## INSTRUCTION
All of the records below must be output exactly, with no pictures carried over.

## RECORDED DATA
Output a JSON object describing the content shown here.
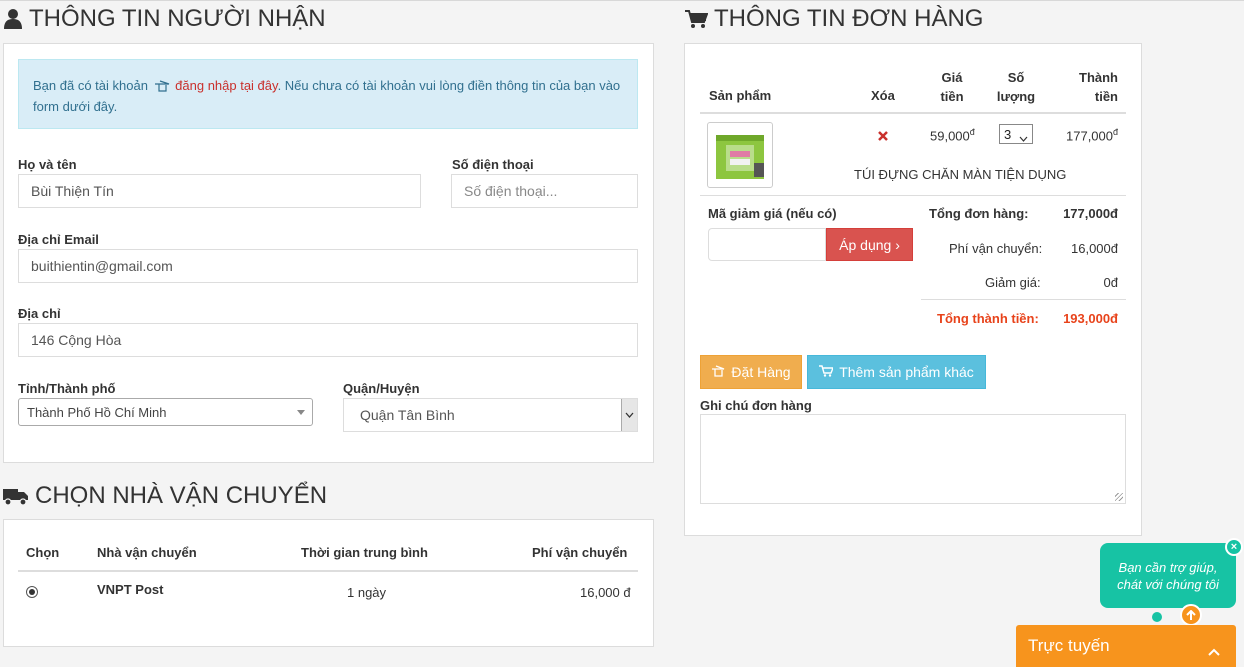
{
  "recipient": {
    "title": "THÔNG TIN NGƯỜI NHẬN",
    "alert": {
      "before": "Bạn đã có tài khoản ",
      "login_link": "đăng nhập tại đây",
      "after": ". Nếu chưa có tài khoản vui lòng điền thông tin của bạn vào form dưới đây."
    },
    "fullname": {
      "label": "Họ và tên",
      "value": "Bùi Thiện Tín"
    },
    "phone": {
      "label": "Số điện thoại",
      "placeholder": "Số điện thoại..."
    },
    "email": {
      "label": "Địa chỉ Email",
      "value": "buithientin@gmail.com"
    },
    "address": {
      "label": "Địa chỉ",
      "value": "146 Cộng Hòa"
    },
    "city": {
      "label": "Tỉnh/Thành phố",
      "value": "Thành Phố Hồ Chí Minh"
    },
    "district": {
      "label": "Quận/Huyện",
      "value": "Quận Tân Bình"
    }
  },
  "shipping": {
    "title": "CHỌN NHÀ VẬN CHUYỂN",
    "columns": [
      "Chọn",
      "Nhà vận chuyển",
      "Thời gian trung bình",
      "Phí vận chuyển"
    ],
    "rows": [
      {
        "carrier": "VNPT Post",
        "time": "1 ngày",
        "fee": "16,000 đ"
      }
    ]
  },
  "order": {
    "title": "THÔNG TIN ĐƠN HÀNG",
    "columns": {
      "product": "Sản phẩm",
      "delete": "Xóa",
      "price_1": "Giá",
      "price_2": "tiền",
      "qty_1": "Số",
      "qty_2": "lượng",
      "total_1": "Thành",
      "total_2": "tiền"
    },
    "item": {
      "name": "TÚI ĐỰNG CHĂN MÀN TIỆN DỤNG",
      "price": "59,000",
      "qty": "3",
      "total": "177,000",
      "currency_sup": "đ",
      "delete_icon": "remove-icon"
    },
    "coupon": {
      "label": "Mã giảm giá (nếu có)",
      "value": "",
      "apply_label": "Áp dụng ›"
    },
    "summary": {
      "subtotal_label": "Tổng đơn hàng:",
      "subtotal": "177,000đ",
      "shipping_label": "Phí vận chuyển:",
      "shipping": "16,000đ",
      "discount_label": "Giảm giá:",
      "discount": "0đ",
      "grand_label": "Tổng thành tiền:",
      "grand": "193,000đ"
    },
    "place_order_label": "Đặt Hàng",
    "add_more_label": "Thêm sản phẩm khác",
    "note_label": "Ghi chú đơn hàng",
    "note_value": ""
  },
  "chat": {
    "bubble_line1": "Bạn cần trợ giúp,",
    "bubble_line2": "chát với chúng tôi",
    "close_glyph": "×",
    "online_label": "Trực tuyến"
  },
  "colors": {
    "accent_red": "#d9534f",
    "total_red": "#e8431b",
    "order_orange": "#f0ad4e",
    "info_blue": "#5bc0de",
    "chat_teal": "#17c3a4",
    "chat_orange": "#f7941d"
  }
}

## EXPECTED OUTPUT
Output a JSON object describing the content shown here.
{
  "recipient": {
    "title": "THÔNG TIN NGƯỜI NHẬN",
    "alert": {
      "before": "Bạn đã có tài khoản ",
      "login_link": "đăng nhập tại đây",
      "after": ". Nếu chưa có tài khoản vui lòng điền thông tin của bạn vào form dưới đây."
    },
    "fullname": {
      "label": "Họ và tên",
      "value": "Bùi Thiện Tín"
    },
    "phone": {
      "label": "Số điện thoại",
      "placeholder": "Số điện thoại..."
    },
    "email": {
      "label": "Địa chỉ Email",
      "value": "buithientin@gmail.com"
    },
    "address": {
      "label": "Địa chỉ",
      "value": "146 Cộng Hòa"
    },
    "city": {
      "label": "Tỉnh/Thành phố",
      "value": "Thành Phố Hồ Chí Minh"
    },
    "district": {
      "label": "Quận/Huyện",
      "value": "Quận Tân Bình"
    }
  },
  "shipping": {
    "title": "CHỌN NHÀ VẬN CHUYỂN",
    "columns": [
      "Chọn",
      "Nhà vận chuyển",
      "Thời gian trung bình",
      "Phí vận chuyển"
    ],
    "rows": [
      {
        "carrier": "VNPT Post",
        "time": "1 ngày",
        "fee": "16,000 đ"
      }
    ]
  },
  "order": {
    "title": "THÔNG TIN ĐƠN HÀNG",
    "columns": {
      "product": "Sản phẩm",
      "delete": "Xóa",
      "price_1": "Giá",
      "price_2": "tiền",
      "qty_1": "Số",
      "qty_2": "lượng",
      "total_1": "Thành",
      "total_2": "tiền"
    },
    "item": {
      "name": "TÚI ĐỰNG CHĂN MÀN TIỆN DỤNG",
      "price": "59,000",
      "qty": "3",
      "total": "177,000",
      "currency_sup": "đ",
      "delete_icon": "remove-icon"
    },
    "coupon": {
      "label": "Mã giảm giá (nếu có)",
      "value": "",
      "apply_label": "Áp dụng ›"
    },
    "summary": {
      "subtotal_label": "Tổng đơn hàng:",
      "subtotal": "177,000đ",
      "shipping_label": "Phí vận chuyển:",
      "shipping": "16,000đ",
      "discount_label": "Giảm giá:",
      "discount": "0đ",
      "grand_label": "Tổng thành tiền:",
      "grand": "193,000đ"
    },
    "place_order_label": "Đặt Hàng",
    "add_more_label": "Thêm sản phẩm khác",
    "note_label": "Ghi chú đơn hàng",
    "note_value": ""
  },
  "chat": {
    "bubble_line1": "Bạn cần trợ giúp,",
    "bubble_line2": "chát với chúng tôi",
    "close_glyph": "×",
    "online_label": "Trực tuyến"
  },
  "colors": {
    "accent_red": "#d9534f",
    "total_red": "#e8431b",
    "order_orange": "#f0ad4e",
    "info_blue": "#5bc0de",
    "chat_teal": "#17c3a4",
    "chat_orange": "#f7941d"
  }
}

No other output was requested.